## What the exercise asks
Quote the records that follow in full, leaving the pictures out.

## Excerpted records
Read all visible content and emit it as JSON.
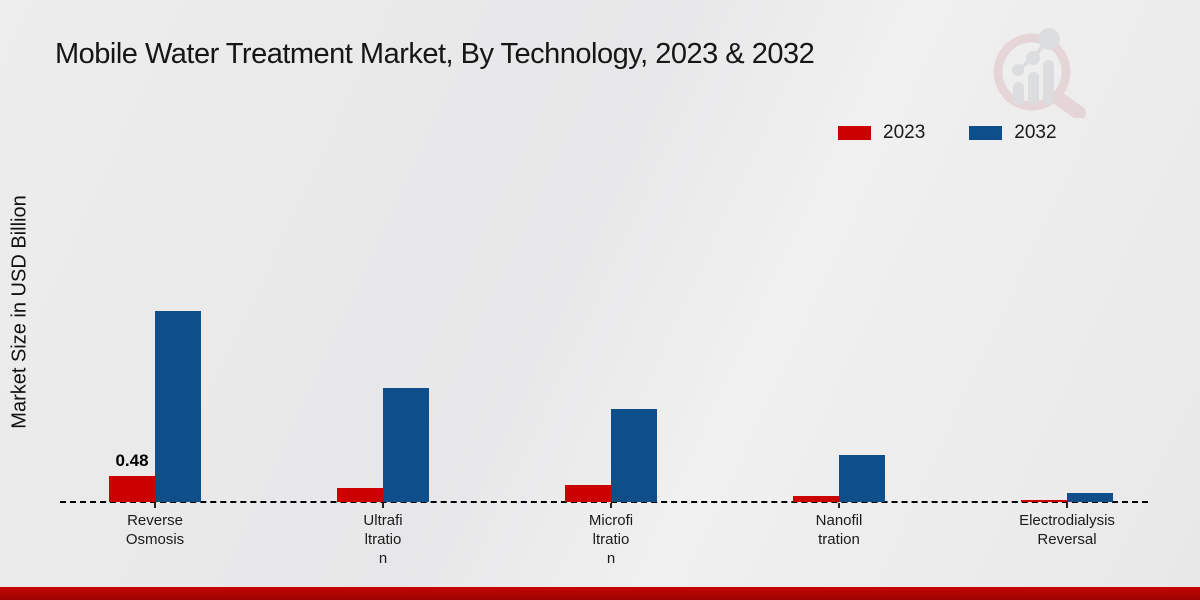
{
  "header": {
    "title": "Mobile Water Treatment Market, By Technology, 2023 & 2032"
  },
  "icons": {
    "watermark": "magnifier-bar-chart-logo"
  },
  "footer": {
    "strip_color": "#b70404"
  },
  "chart_data": {
    "type": "bar",
    "title": "Mobile Water Treatment Market, By Technology, 2023 & 2032",
    "xlabel": "",
    "ylabel": "Market Size in USD Billion",
    "categories": [
      "Reverse Osmosis",
      "Ultrafiltration",
      "Microfiltration",
      "Nanofiltration",
      "Electrodialysis Reversal"
    ],
    "category_display": [
      "Reverse\nOsmosis",
      "Ultrafi\nltratio\nn",
      "Microfi\nltratio\nn",
      "Nanofil\ntration",
      "Electrodialysis\nReversal"
    ],
    "series": [
      {
        "name": "2023",
        "color": "#cc0001",
        "values": [
          0.48,
          0.27,
          0.31,
          0.12,
          0.03
        ],
        "value_labels": [
          "0.48",
          "",
          "",
          "",
          ""
        ]
      },
      {
        "name": "2032",
        "color": "#0e4f8b",
        "values": [
          3.56,
          2.12,
          1.73,
          0.88,
          0.17
        ],
        "value_labels": [
          "",
          "",
          "",
          "",
          ""
        ]
      }
    ],
    "ylim": [
      0,
      4
    ],
    "grid": false,
    "baseline_style": "dashed",
    "legend_position": "top-right",
    "annotations": [
      "Only the 2023 Reverse Osmosis bar carries a printed data label (0.48)"
    ]
  }
}
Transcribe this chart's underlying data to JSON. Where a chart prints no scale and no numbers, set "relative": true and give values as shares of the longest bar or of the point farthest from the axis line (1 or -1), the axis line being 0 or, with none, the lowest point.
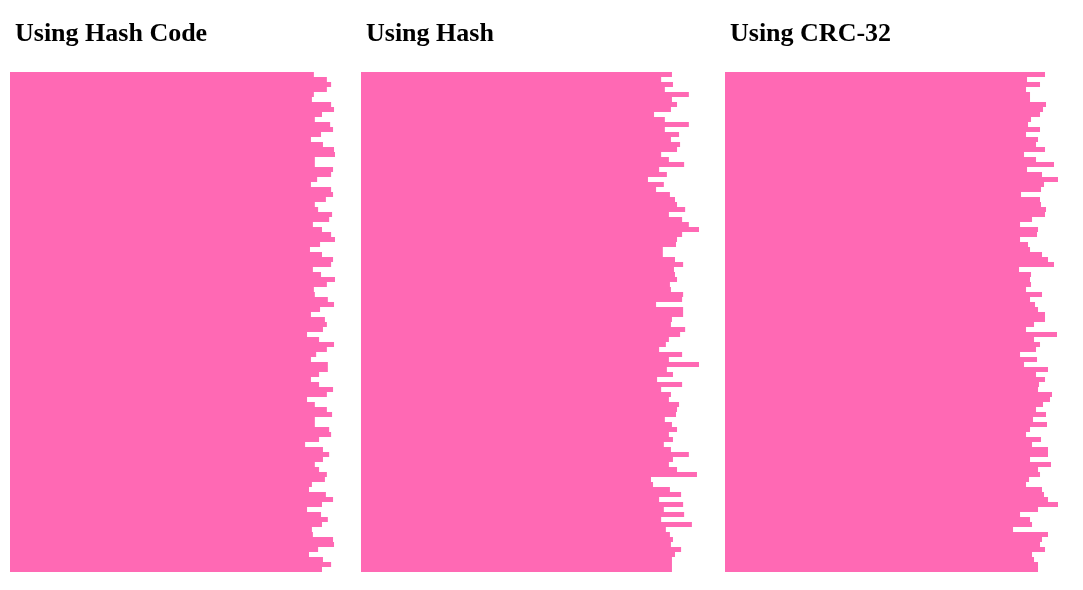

## Output below
Read all visible content and emit it as JSON.
{
  "header": {
    "title": "Mobile Water Treatment Market, By Technology, 2023 & 2032"
  },
  "icons": {
    "watermark": "magnifier-bar-chart-logo"
  },
  "footer": {
    "strip_color": "#b70404"
  },
  "chart_data": {
    "type": "bar",
    "title": "Mobile Water Treatment Market, By Technology, 2023 & 2032",
    "xlabel": "",
    "ylabel": "Market Size in USD Billion",
    "categories": [
      "Reverse Osmosis",
      "Ultrafiltration",
      "Microfiltration",
      "Nanofiltration",
      "Electrodialysis Reversal"
    ],
    "category_display": [
      "Reverse\nOsmosis",
      "Ultrafi\nltratio\nn",
      "Microfi\nltratio\nn",
      "Nanofil\ntration",
      "Electrodialysis\nReversal"
    ],
    "series": [
      {
        "name": "2023",
        "color": "#cc0001",
        "values": [
          0.48,
          0.27,
          0.31,
          0.12,
          0.03
        ],
        "value_labels": [
          "0.48",
          "",
          "",
          "",
          ""
        ]
      },
      {
        "name": "2032",
        "color": "#0e4f8b",
        "values": [
          3.56,
          2.12,
          1.73,
          0.88,
          0.17
        ],
        "value_labels": [
          "",
          "",
          "",
          "",
          ""
        ]
      }
    ],
    "ylim": [
      0,
      4
    ],
    "grid": false,
    "baseline_style": "dashed",
    "legend_position": "top-right",
    "annotations": [
      "Only the 2023 Reverse Osmosis bar carries a printed data label (0.48)"
    ]
  }
}
Transcribe this chart's underlying data to JSON. Where a chart prints no scale and no numbers, set "relative": true and give values as shares of the longest bar or of the point farthest from the axis line (1 or -1), the axis line being 0 or, with none, the lowest point.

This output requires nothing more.